[start]

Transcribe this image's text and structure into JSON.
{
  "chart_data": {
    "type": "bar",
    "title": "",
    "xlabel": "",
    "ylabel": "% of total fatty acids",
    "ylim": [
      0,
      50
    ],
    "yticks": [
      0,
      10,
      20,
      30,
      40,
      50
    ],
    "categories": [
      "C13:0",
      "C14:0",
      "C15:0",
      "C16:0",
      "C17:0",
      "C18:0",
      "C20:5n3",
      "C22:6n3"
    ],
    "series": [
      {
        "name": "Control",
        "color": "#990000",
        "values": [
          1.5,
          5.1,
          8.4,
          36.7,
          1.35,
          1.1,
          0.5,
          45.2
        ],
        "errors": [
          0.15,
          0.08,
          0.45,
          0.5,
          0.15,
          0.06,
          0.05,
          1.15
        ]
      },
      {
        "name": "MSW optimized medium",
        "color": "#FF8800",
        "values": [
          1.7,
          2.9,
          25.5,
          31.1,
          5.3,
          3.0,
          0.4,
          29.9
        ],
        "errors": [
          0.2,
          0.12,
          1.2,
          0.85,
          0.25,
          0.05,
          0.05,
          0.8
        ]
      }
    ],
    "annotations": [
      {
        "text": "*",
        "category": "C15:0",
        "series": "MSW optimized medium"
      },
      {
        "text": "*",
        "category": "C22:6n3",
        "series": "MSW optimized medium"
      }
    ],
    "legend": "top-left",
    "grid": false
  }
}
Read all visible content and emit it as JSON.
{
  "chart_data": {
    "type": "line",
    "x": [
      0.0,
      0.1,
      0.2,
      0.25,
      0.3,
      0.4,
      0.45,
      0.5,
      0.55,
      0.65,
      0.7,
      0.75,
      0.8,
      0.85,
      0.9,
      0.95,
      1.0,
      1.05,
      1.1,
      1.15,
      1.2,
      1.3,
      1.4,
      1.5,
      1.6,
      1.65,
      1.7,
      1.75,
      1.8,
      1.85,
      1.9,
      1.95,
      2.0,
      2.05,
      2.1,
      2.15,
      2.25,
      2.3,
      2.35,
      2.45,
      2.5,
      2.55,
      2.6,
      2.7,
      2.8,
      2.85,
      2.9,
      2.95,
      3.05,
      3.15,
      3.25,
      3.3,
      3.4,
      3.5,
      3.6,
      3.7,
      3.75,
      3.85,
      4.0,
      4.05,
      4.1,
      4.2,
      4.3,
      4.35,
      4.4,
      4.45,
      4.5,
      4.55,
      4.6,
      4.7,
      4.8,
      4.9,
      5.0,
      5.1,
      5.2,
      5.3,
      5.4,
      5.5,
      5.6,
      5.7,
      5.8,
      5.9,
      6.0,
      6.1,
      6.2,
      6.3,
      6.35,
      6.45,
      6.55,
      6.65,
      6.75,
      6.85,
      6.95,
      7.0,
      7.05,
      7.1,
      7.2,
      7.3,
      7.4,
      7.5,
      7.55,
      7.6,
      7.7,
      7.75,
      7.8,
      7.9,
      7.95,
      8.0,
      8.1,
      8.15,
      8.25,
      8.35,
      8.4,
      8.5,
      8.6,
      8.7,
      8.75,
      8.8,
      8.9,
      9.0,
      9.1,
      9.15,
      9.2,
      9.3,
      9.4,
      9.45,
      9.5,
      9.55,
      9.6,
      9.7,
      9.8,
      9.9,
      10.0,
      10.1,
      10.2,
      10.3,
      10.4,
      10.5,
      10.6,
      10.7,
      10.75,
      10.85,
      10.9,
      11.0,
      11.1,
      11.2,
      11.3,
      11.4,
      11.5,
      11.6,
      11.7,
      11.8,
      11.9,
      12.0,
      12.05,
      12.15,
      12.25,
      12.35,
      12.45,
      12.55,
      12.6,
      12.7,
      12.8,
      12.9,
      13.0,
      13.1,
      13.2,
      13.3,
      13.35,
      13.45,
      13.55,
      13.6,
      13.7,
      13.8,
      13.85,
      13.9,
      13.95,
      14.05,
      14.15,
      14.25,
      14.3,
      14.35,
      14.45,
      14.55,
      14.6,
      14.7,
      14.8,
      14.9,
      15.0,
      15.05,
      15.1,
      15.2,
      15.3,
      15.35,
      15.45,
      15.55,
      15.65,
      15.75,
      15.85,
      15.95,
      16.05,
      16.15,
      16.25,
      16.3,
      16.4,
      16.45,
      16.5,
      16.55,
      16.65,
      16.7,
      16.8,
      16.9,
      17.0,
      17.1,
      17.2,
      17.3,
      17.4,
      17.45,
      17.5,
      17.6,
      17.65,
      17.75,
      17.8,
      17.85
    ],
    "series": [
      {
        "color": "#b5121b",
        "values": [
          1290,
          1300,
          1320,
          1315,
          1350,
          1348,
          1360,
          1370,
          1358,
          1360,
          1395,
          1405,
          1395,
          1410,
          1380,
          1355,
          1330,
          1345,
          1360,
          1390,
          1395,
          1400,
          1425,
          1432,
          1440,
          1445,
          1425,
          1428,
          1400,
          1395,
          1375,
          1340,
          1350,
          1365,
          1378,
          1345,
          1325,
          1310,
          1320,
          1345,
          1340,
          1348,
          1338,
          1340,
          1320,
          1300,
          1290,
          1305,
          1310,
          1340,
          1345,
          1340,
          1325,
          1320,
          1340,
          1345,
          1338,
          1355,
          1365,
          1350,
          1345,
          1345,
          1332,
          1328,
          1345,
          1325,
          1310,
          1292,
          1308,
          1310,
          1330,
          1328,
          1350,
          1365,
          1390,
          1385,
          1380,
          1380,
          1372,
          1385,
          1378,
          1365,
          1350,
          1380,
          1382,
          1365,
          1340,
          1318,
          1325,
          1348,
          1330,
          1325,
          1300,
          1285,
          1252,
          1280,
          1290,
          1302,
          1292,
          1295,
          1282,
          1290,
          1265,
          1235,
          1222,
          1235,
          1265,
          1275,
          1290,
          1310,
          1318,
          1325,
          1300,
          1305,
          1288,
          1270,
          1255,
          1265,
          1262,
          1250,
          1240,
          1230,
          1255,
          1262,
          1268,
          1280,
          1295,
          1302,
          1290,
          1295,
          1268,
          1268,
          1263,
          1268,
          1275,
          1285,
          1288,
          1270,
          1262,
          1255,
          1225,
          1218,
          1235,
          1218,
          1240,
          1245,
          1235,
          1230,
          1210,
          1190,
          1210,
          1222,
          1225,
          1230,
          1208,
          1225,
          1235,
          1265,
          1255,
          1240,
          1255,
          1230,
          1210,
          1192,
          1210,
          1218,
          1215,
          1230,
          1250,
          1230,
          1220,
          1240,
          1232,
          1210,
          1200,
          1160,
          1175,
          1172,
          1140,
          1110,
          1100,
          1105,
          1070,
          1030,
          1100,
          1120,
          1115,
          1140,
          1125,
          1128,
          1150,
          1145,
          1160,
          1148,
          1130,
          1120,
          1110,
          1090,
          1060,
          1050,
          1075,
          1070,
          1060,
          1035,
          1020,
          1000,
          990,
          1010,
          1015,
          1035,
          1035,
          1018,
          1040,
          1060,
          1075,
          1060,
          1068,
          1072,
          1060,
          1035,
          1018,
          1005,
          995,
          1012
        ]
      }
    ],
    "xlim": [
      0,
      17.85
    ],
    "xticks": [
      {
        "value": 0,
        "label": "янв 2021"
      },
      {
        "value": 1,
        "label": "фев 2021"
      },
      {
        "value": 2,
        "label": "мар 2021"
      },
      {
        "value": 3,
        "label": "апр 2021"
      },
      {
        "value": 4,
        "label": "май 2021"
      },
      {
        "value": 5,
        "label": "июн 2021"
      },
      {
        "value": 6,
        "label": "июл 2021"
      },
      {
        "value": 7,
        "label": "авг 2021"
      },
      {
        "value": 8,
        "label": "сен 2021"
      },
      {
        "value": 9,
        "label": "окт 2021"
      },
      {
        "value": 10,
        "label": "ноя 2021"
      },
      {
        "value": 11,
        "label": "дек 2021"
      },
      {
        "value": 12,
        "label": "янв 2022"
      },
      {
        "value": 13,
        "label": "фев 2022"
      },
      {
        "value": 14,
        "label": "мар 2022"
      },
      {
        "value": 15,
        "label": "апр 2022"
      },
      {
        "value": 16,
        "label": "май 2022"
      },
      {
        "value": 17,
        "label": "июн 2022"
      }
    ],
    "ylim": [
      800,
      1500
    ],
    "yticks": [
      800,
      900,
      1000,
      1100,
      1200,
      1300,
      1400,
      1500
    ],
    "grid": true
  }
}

[end]

• What this task involves
Where a line contains "JSON", copy that line.

• Reply to the exercise
Transcribe this image's text and structure into JSON.
Read all visible content and emit it as JSON.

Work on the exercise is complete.